_WORK TO DO_
Where a line holds the string "document", return that line.

===== INFORMATION SUPPLIED =====

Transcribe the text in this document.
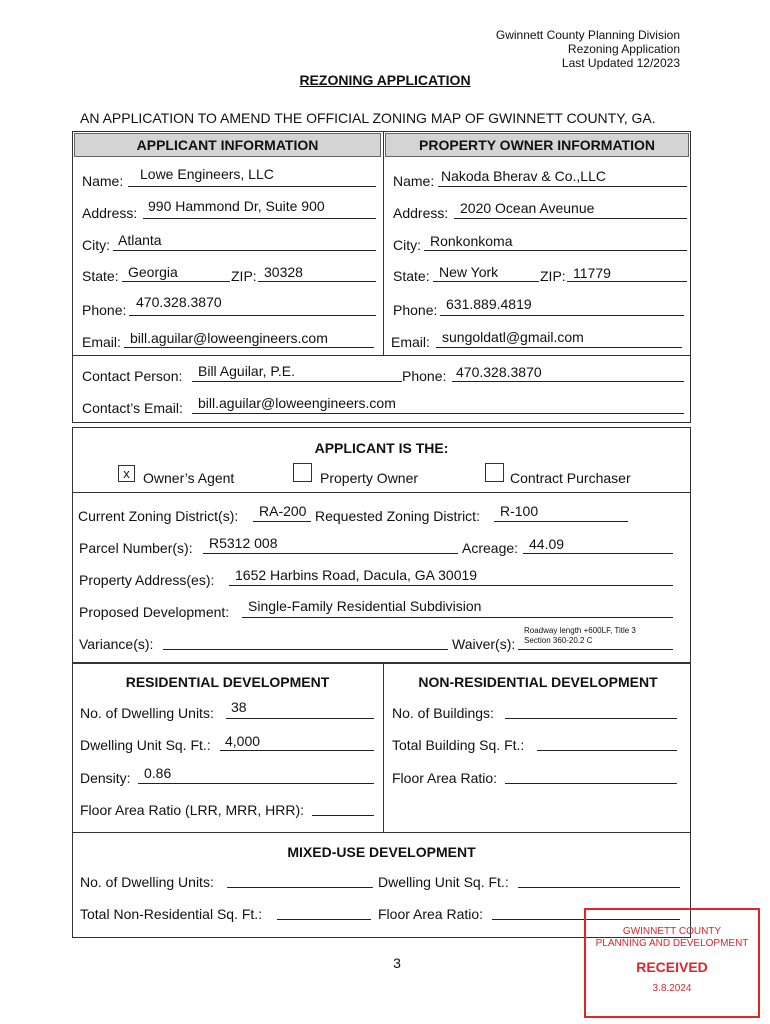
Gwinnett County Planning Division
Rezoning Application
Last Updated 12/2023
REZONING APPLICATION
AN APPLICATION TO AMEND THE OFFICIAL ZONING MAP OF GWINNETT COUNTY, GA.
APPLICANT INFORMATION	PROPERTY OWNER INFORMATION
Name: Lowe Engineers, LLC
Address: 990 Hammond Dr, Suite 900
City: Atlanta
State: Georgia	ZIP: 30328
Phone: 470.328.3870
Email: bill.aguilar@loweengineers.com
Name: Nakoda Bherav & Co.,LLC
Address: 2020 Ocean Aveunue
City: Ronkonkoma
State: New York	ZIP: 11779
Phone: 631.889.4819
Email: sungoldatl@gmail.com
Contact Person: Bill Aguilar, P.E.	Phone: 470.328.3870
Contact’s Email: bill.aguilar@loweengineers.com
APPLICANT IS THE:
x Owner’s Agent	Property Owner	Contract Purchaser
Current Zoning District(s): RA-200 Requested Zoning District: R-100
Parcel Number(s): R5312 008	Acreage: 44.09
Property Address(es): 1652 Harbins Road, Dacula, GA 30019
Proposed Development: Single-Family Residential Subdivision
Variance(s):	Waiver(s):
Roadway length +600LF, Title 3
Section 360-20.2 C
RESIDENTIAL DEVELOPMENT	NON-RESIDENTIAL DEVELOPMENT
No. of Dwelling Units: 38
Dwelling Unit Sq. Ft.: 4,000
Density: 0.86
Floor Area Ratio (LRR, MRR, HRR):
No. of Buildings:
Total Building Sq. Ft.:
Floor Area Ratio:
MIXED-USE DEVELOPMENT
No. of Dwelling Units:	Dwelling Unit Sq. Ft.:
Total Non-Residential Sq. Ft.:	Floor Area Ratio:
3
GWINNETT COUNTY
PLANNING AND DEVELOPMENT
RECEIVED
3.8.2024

=====
===== INFORMATION SUPPLIED =====

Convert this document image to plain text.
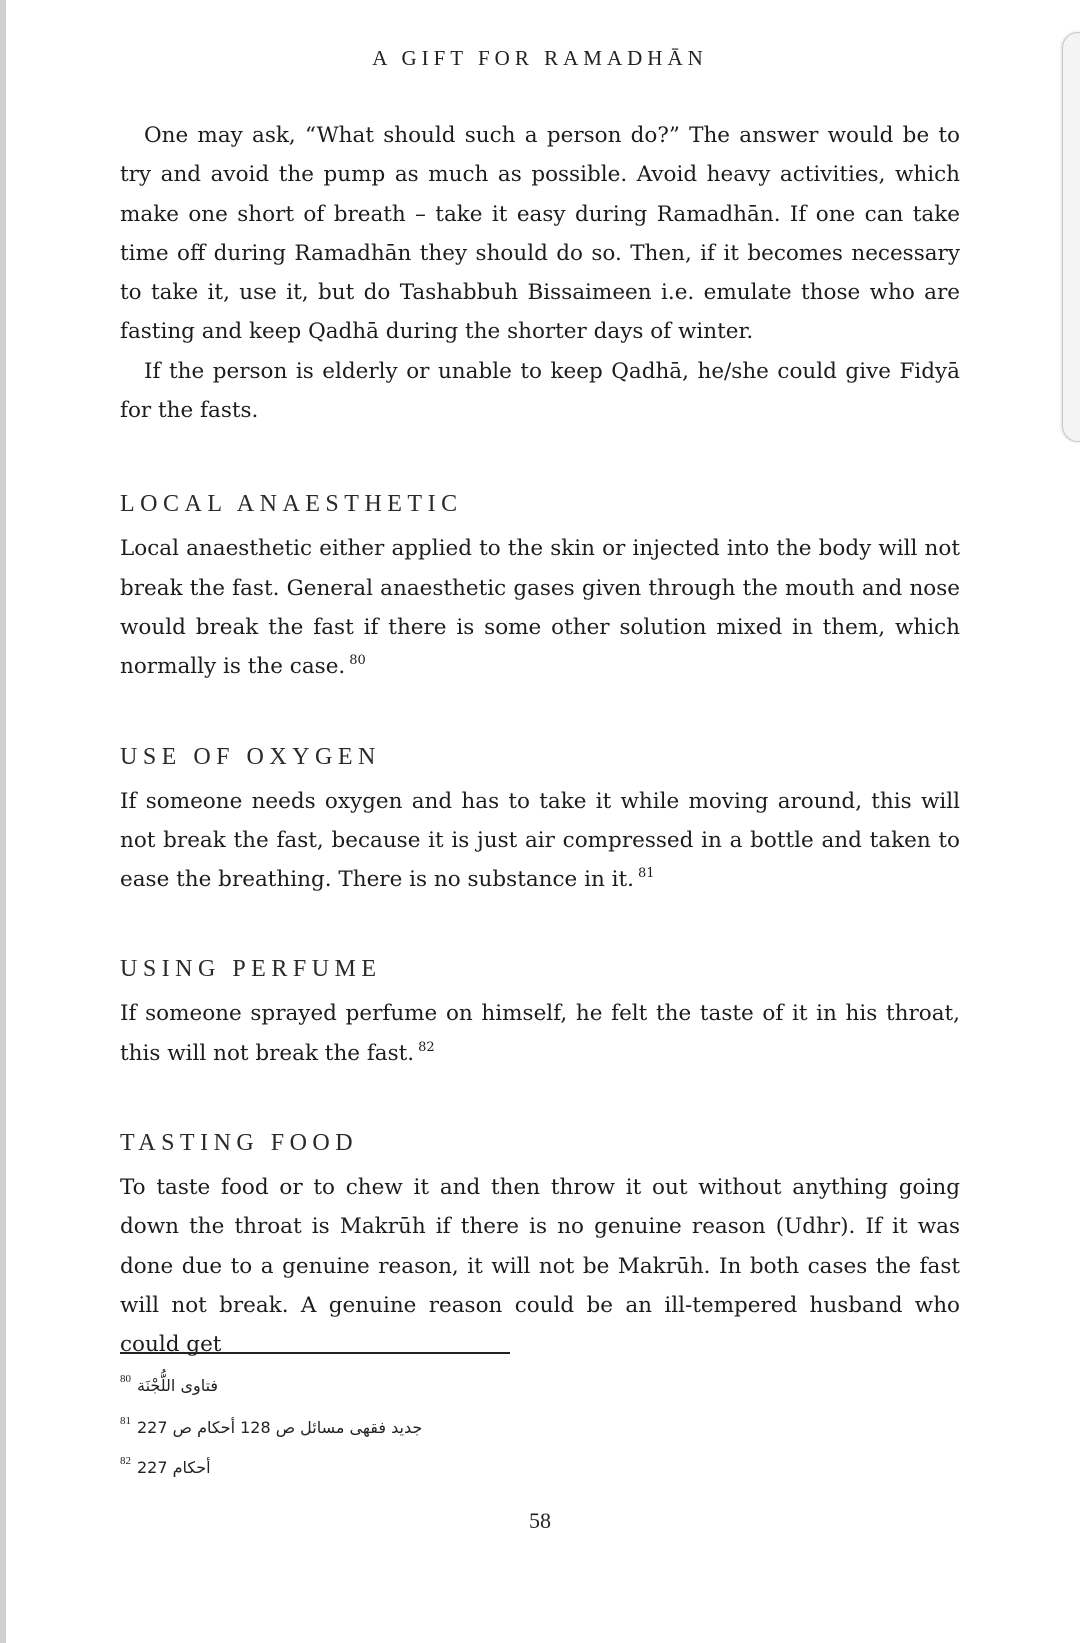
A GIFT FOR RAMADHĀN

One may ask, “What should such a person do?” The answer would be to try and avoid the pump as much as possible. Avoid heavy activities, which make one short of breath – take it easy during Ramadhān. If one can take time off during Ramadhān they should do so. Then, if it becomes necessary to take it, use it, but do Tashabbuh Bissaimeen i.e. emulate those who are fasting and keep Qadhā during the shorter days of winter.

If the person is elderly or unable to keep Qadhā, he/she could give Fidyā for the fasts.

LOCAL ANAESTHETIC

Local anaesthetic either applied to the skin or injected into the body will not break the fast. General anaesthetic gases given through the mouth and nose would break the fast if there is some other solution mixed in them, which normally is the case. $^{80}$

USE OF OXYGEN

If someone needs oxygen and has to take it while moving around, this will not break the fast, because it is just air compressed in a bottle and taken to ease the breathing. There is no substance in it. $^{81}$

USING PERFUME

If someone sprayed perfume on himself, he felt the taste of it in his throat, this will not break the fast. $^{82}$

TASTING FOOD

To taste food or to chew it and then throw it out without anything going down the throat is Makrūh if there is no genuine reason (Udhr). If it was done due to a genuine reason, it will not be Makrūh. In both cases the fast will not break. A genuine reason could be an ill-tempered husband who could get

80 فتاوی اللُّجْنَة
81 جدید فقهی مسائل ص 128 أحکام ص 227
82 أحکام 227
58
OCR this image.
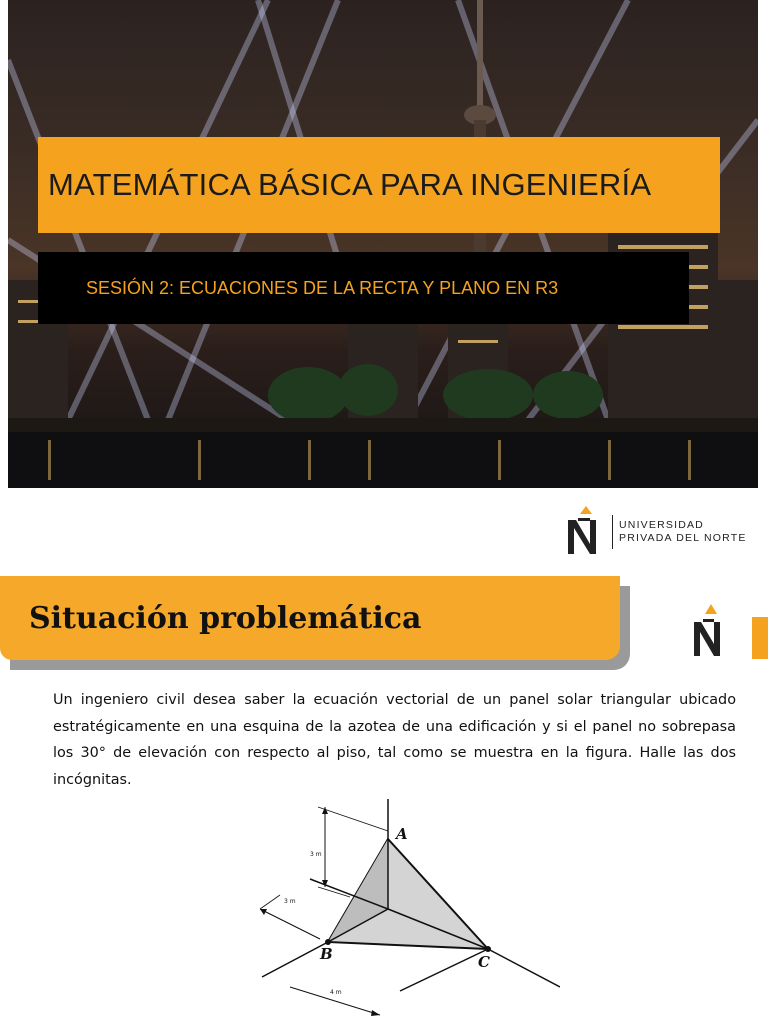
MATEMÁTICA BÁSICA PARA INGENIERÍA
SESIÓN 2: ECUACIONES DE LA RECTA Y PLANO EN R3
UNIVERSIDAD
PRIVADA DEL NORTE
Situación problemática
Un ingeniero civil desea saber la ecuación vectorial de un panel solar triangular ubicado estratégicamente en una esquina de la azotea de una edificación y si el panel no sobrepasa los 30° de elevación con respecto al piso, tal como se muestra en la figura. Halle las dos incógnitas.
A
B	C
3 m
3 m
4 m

=====

_WORKED ANSWER_
Transcribe the text in this document.
Convert this document image to plain text.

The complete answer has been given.